Bazen de girdiğimiz bu toplantılarda, sizin bilgi birikiminizin diğer projeye katılan bireylerle aynı seviyelerde olduğunu düşünen bir katılımcı, size o ana kadarki bilgi birikiminizle cevaplayamayacağınız bir soru yöneltebilir. Bu durumda da Hababam Sınıfı filminde bir sahne aklıma geliyor. Meşhur bilgi yarışması sahnesi vardır. Tarık Akan (Ferit), Halit Akçatepe (Güdük Necmi) ve Kemal Sunal’ın (İnek Şaban) katıldığı yarışma. Kopya çekerek cevap verdikleri yarışmada, kopya çektikleri aletin bozulmasıyla saçmaladıkları sahne. Bu sahne içindeki şu replik bu durumu net olarak özetliyor olsa gerek. “Zaire cumhurbaşkanı kimdir? Ne yüzüme bakıyorsunuz ulan, Zaire’nin cumhurbaşkanı ben miyim?”. Yöneltilen o soruya gönül böyle cevap vermek istiyor :)
Durum 3
Yapacağınız işlere, ödevlere, projelere başlamadan önce ilgili konularda ufak tefek araştırma yapabilirsiniz. Aslında bu araştırmanın temelinde, bilgi eksikliklerimizi tamamlamak, farklı yaklaşımlar/modeller/uygulamalar görmek veya ilgili konuya karşı özel bir ilgimiz olması yatabilir. Bu durumda araştırma yapacak kişiler, kendilerinde ilgilendikleri problemlere hipotezler veya sorular üretir ve bunları sınar ya da bunlara cevap arar. Tam bu noktada, Ali Atay’ın yönetmenliğini üstlendiği Cinayet Süsü filmindeki Feyyaz Yiğit’in (Dizdar) cinayeti çözmeye başlamadan önce cevaplanması gereken 13 soruyu saydığı sahne aklıma geliyor. “Kaçta, hangi, ne ile, niçin, nolmuş, kimi, nerede, nasıl, ne zaman, kimden, neyi, ne belli, neye, kim :) ”. Sanki 14 soru… Tam anlamıyla kendimizi bazen bu soruların içinde bulabiliyoruz.

* [Aşağıdakileri tamamlayın]
a: Film sahneleriyle ilgili metne göre, bir işe ya da projeye başlamadan önce yapılan küçük araştırmanın temelinde neler yatabilir? Bir ila üç cümleyle açıklayın.
b: Film sahneleriyle ilgili metni son cümlesinden sonra kaldığı yerden alıp sürdürür müsünüz?

* [Listelenen kayıtlar]

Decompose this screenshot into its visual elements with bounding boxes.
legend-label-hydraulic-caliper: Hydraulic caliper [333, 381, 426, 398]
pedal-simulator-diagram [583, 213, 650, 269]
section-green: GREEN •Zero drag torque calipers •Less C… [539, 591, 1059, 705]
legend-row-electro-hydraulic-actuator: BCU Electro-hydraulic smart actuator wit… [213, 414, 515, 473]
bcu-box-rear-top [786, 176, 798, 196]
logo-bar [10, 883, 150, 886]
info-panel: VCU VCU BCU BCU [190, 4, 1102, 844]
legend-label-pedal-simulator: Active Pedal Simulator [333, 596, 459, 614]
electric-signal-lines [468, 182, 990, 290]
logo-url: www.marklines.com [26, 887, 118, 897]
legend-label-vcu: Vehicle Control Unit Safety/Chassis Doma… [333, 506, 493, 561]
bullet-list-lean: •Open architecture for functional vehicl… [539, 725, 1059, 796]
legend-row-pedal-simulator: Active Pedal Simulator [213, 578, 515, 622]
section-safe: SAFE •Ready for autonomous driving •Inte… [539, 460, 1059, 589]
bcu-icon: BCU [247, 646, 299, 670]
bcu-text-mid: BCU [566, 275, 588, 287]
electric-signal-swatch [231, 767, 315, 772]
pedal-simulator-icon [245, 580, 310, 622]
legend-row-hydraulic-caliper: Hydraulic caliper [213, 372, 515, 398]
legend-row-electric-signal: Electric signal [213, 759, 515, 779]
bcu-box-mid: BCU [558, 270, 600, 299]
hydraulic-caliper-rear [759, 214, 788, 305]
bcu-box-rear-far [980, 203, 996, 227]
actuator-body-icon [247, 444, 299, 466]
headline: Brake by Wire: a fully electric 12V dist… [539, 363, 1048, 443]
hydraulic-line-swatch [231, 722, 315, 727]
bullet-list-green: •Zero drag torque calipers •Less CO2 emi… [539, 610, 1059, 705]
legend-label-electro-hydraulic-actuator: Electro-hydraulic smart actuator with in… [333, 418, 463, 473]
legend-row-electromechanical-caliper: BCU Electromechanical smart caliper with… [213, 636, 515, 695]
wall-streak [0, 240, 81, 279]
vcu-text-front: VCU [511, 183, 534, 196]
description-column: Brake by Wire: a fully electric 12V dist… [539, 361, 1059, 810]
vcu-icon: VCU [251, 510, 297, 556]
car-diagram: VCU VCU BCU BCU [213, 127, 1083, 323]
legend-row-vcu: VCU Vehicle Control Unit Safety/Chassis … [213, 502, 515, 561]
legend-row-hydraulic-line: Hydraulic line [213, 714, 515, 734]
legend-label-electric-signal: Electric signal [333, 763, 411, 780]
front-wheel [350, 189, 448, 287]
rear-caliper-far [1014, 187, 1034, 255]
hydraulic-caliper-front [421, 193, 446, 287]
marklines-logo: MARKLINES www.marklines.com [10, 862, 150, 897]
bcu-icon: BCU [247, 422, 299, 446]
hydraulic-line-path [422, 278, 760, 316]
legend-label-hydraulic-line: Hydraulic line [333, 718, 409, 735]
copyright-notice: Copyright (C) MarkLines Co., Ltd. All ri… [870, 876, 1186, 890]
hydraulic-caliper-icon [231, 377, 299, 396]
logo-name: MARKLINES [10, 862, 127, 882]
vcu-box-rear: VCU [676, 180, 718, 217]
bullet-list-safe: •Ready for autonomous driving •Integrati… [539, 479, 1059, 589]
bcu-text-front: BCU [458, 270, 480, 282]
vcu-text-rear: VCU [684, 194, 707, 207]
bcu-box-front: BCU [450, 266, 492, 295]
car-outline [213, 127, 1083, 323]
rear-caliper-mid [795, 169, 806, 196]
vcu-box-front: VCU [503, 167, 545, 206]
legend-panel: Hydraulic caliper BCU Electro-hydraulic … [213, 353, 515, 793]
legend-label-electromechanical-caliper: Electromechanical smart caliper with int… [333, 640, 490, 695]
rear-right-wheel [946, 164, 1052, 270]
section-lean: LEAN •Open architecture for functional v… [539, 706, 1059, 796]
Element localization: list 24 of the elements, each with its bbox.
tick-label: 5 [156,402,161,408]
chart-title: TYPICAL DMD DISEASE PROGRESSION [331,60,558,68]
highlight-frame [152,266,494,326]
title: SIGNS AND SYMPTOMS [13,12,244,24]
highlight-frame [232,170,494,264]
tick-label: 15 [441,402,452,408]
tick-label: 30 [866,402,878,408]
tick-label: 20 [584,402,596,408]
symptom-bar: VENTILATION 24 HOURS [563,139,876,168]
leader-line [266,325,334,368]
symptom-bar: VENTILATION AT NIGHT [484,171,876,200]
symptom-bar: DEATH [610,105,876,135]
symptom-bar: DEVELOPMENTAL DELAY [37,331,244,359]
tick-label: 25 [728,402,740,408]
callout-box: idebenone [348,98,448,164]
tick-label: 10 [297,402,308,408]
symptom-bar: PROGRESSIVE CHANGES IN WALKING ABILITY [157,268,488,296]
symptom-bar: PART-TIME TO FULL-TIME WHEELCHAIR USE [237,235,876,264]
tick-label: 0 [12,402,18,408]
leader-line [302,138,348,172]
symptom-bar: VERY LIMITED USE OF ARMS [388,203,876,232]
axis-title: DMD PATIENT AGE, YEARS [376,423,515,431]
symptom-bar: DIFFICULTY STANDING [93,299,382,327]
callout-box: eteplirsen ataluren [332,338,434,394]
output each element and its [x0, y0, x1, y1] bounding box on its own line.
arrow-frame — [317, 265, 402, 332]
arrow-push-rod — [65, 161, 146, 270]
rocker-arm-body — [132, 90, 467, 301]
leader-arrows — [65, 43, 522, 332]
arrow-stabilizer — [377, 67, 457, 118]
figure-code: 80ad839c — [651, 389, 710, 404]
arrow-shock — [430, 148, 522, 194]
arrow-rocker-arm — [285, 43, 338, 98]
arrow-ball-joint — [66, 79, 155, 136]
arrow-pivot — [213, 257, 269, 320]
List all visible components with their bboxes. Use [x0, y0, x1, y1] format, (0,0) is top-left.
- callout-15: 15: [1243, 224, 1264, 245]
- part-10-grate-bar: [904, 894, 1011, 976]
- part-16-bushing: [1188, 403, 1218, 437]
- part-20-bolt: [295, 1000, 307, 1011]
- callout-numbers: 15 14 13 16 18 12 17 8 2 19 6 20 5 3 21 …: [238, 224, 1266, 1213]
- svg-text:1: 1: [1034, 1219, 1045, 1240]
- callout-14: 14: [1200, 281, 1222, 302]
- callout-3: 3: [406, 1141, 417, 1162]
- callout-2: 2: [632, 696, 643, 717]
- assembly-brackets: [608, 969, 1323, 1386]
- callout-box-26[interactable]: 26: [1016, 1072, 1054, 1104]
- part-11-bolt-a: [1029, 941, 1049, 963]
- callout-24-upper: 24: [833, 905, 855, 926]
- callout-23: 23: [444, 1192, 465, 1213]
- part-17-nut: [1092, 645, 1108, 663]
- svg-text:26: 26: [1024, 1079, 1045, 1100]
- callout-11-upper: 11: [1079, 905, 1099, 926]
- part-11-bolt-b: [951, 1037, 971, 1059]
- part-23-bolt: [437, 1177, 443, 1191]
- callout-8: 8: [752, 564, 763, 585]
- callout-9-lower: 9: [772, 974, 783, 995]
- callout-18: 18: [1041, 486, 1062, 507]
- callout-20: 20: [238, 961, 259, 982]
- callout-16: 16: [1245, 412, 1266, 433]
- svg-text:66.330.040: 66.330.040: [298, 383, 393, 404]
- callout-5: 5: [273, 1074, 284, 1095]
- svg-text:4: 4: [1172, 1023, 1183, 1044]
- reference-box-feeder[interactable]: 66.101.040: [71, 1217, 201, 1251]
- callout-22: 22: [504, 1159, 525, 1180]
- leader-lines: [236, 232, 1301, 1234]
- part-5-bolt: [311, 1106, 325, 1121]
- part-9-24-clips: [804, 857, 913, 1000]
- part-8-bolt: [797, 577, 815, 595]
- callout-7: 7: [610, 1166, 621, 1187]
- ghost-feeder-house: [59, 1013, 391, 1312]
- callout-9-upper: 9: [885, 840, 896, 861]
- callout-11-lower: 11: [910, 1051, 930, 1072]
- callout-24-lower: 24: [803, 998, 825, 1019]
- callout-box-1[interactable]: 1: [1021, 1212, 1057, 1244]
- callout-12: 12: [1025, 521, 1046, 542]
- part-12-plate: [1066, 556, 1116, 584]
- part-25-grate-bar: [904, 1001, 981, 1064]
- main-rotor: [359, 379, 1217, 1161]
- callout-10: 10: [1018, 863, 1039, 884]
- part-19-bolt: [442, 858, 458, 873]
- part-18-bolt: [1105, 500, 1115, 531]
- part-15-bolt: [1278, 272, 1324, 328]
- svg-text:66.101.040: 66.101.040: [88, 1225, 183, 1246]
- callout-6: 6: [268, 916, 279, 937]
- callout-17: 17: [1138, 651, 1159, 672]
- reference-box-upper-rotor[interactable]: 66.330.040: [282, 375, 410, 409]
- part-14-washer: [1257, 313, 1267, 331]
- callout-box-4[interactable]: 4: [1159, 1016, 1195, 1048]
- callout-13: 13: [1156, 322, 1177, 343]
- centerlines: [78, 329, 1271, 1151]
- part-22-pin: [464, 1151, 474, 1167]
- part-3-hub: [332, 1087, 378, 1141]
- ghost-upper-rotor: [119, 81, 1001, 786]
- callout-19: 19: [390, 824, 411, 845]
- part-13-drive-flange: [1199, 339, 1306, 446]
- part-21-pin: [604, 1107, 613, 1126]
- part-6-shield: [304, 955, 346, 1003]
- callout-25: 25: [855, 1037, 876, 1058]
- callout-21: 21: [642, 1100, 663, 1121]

* [Görev yanıtları]
a: Bilgi eksikliklerimizi tamamlamak, farklı yaklaşımları, modelleri ya da uygulamaları görmek veya ilgili konuya karşı özel bir ilgimizin olması bu araştırmanın temelinde yatabilir.

b:
Bir proje veya konu üzerinde çok yoğun bir şekilde çalıştığınızı varsayın. Elinizden geleni yapıyorsunuz, ekstra zamanlar ayırıyorsunuz, yeri geliyor özel hayatınızdan da vakit ayıyorsunuz. Yeni yöntemler öğrenip deniyorsunuz, yeni yaklaşımlar geliştiriyorsunuz, farklı kişilerden fikirler alıyorsunuz. Yaptığınız onca şeyden sonra, uğraştığınız problemi beklenilen tatminde bir türlü çözemiyor olabilirsiniz. Bu durumda, ilgili problem aslında sizi yerden yere vuruyor ve istenilen çözümü elde edemiyorsunuz. Karşılaşılan bu durumu, Ölümlü Dünya filmindeki Feyyaz Yiğit’in (Serbest) dayak yediği sahne sonrasındaki ekip üyelerine serzenişine benzetiyorum. “…Boğdu, boğdu. Duvara attı…” :) . İlgili problem de bazen çözücülerine böyle davranabiliyor.
Durum 4
Durum 2’de anlattığım şekilde bir projeye dahil edildiğinizi düşünün. Pek bir şey bilmeden proje toplantılarına giriyorsunuz, bir yandan domain öğrenirken bir yandan da tarif edilen problemi anlamaya çalışıyorsunuz ve onun hakkında çözüm yöntemleri araştırıyorsunuz. Kendinizde probleme ait hipotezler ve sorular oluşturuyorsunuz, verileri inceliyorsunuz, çözüm denemeleri yapıyorsunuz. Tam bu aşamalarla uğraşırken, bazen proje ekibindeki problem sahipleri, sorunun çok kısa sürede çözülmesini talep edebiliyor. Siz daha yeni yeni konuyu anlamlandırmaya çalışırken, onlardan gelen böyle bir talep. Tabii ki haklı talep, kısa sürede işin çözülmesi firma ve ekip için önemli. Ben genellikle bu durumu, yine Ölümlü Dünya filminde asansör sahnesine benzetiyorum. Feyyaz Yiğit’in (Serbest) “daha ikinci kata gelemedik” repliği, daha konuyu yeni kavrıyoruz demeye geliyor :) Bilindiği üzere, problemi ve kısıtları net bir şekilde anlamak ve onlara uygun verileri kaliteli bir şekilde hazırlamak en zor kısım, çözüm ise çok daha basit kısımdır.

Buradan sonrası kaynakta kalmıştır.